* WHAT YOU SHOULD DO: Write out the items word for word, starting at the first line and ending at the line that contains "The vehicle power", with both of those lines included.

* SUPPLIED INFORMATION:

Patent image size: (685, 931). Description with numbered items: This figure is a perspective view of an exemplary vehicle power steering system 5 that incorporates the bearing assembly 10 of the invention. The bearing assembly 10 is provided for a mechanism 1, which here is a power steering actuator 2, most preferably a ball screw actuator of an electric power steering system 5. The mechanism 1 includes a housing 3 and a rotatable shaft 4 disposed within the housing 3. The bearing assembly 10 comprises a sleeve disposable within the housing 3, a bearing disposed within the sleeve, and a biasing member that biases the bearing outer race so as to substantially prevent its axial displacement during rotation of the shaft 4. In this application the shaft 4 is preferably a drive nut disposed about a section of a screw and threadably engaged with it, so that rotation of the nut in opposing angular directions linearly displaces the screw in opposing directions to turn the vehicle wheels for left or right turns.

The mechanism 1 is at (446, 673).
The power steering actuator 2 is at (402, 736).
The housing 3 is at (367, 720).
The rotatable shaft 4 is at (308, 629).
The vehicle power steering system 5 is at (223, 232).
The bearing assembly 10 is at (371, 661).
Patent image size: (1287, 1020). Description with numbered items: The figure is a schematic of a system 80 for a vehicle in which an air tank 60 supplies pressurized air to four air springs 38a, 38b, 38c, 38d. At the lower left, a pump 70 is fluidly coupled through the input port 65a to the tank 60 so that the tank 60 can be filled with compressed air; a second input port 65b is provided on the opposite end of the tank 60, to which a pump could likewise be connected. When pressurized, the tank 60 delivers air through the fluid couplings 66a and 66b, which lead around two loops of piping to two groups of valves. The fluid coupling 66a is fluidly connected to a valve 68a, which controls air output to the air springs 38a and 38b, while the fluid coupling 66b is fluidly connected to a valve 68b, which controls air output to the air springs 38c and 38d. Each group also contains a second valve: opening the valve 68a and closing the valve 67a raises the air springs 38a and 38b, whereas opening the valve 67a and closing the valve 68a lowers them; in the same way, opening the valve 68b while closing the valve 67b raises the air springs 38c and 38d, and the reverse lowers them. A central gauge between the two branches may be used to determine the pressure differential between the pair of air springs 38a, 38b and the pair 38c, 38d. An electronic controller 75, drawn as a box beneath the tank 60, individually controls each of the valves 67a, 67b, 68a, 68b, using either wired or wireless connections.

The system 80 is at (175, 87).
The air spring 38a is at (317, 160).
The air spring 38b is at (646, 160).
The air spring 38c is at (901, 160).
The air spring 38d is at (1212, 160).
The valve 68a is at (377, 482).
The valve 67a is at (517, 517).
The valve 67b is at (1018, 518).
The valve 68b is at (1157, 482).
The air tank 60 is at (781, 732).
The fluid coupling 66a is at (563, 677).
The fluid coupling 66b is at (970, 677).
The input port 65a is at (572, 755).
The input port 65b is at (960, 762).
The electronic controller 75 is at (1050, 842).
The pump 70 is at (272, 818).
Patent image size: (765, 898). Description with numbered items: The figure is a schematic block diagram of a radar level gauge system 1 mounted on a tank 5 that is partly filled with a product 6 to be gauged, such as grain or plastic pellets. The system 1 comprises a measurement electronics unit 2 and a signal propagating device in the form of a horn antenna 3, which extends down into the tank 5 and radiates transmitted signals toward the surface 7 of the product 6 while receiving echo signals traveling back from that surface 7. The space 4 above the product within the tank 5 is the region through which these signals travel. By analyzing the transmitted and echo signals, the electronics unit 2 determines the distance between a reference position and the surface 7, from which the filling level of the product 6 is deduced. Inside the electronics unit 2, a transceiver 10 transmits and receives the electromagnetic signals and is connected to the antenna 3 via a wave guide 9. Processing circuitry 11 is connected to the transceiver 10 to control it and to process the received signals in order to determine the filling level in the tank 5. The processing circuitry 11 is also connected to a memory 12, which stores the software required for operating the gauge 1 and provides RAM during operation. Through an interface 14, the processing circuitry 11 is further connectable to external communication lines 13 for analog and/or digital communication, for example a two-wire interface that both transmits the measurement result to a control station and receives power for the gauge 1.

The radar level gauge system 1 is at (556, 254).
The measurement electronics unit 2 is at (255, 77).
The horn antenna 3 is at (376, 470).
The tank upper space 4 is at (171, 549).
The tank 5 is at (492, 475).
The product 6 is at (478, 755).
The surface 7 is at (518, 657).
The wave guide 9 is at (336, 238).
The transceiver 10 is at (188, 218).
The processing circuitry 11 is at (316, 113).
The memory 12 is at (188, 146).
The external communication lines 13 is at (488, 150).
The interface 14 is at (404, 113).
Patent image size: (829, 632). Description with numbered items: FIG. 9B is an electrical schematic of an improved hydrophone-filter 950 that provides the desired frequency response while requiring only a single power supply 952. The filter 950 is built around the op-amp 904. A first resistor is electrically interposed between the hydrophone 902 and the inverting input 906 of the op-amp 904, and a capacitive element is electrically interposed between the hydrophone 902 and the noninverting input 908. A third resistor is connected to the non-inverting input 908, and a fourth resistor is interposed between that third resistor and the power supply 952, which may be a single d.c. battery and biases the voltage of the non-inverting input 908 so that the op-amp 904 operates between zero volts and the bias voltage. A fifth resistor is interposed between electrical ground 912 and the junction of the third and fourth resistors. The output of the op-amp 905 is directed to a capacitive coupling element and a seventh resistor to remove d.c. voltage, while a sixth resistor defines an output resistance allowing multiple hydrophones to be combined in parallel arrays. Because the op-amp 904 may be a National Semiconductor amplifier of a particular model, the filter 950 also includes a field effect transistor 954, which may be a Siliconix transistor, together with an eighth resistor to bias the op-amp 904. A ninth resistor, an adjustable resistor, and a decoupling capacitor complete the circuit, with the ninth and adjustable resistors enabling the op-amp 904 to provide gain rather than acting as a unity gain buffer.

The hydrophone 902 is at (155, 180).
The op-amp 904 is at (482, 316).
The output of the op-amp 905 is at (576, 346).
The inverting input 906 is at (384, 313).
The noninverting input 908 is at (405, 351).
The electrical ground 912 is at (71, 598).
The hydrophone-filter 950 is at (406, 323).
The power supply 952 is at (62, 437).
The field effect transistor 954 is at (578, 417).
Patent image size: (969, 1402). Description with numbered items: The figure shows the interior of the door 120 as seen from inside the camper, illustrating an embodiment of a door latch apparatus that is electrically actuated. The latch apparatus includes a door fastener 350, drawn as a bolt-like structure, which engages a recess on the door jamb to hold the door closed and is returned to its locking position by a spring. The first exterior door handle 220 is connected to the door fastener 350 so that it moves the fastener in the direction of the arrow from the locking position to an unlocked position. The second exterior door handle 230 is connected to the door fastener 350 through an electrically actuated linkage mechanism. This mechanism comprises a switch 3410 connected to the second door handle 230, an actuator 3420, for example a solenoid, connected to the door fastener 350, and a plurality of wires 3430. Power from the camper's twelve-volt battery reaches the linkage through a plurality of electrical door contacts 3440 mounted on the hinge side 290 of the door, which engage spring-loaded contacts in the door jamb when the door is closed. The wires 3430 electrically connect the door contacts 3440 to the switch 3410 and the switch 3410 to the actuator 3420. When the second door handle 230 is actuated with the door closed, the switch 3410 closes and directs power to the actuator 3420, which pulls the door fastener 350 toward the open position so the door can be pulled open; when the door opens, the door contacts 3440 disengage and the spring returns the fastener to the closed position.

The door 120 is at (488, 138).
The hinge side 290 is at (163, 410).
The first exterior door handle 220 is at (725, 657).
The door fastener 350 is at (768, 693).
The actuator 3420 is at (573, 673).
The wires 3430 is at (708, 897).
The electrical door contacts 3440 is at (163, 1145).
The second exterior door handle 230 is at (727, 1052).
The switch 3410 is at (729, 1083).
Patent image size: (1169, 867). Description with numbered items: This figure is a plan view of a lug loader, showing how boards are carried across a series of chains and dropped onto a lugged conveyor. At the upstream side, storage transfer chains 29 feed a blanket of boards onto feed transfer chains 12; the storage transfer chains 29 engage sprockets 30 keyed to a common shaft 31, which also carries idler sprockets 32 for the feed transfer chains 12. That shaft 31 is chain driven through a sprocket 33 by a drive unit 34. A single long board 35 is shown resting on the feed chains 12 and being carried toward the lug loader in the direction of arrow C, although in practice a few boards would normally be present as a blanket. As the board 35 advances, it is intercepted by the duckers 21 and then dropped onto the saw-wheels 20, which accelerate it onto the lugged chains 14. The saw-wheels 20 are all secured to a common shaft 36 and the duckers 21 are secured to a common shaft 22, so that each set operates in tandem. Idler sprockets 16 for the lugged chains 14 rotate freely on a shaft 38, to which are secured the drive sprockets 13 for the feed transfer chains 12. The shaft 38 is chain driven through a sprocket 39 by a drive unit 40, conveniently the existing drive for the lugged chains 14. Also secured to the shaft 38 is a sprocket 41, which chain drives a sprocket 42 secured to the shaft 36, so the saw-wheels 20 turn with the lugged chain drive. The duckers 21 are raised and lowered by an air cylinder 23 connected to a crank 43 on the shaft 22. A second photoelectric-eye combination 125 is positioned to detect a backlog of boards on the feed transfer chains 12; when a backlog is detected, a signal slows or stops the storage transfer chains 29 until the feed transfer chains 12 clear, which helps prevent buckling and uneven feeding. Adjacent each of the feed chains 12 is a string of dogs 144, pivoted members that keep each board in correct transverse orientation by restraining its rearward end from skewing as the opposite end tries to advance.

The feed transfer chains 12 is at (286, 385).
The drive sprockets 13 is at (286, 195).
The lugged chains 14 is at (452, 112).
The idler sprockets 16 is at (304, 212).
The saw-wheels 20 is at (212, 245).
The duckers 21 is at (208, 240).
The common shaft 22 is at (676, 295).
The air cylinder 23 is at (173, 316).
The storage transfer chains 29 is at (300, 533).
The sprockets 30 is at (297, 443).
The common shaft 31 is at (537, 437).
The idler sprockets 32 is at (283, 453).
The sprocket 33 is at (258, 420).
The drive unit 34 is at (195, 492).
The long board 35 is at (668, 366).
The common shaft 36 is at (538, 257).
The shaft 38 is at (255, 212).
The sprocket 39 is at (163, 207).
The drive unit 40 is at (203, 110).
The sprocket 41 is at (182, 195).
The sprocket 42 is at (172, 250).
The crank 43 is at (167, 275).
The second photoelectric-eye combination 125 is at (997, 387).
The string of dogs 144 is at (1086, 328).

* RESULT:
Patent image size: (685, 931). Description with numbered items: This figure is a perspective view of an exemplary vehicle power steering system 5 that incorporates the bearing assembly 10 of the invention. The bearing assembly 10 is provided for a mechanism 1, which here is a power steering actuator 2, most preferably a ball screw actuator of an electric power steering system 5. The mechanism 1 includes a housing 3 and a rotatable shaft 4 disposed within the housing 3. The bearing assembly 10 comprises a sleeve disposable within the housing 3, a bearing disposed within the sleeve, and a biasing member that biases the bearing outer race so as to substantially prevent its axial displacement during rotation of the shaft 4. In this application the shaft 4 is preferably a drive nut disposed about a section of a screw and threadably engaged with it, so that rotation of the nut in opposing angular directions linearly displaces the screw in opposing directions to turn the vehicle wheels for left or right turns.

The mechanism 1 is at (446, 673).
The power steering actuator 2 is at (402, 736).
The housing 3 is at (367, 720).
The rotatable shaft 4 is at (308, 629).
The vehicle power steering system 5 is at (223, 232).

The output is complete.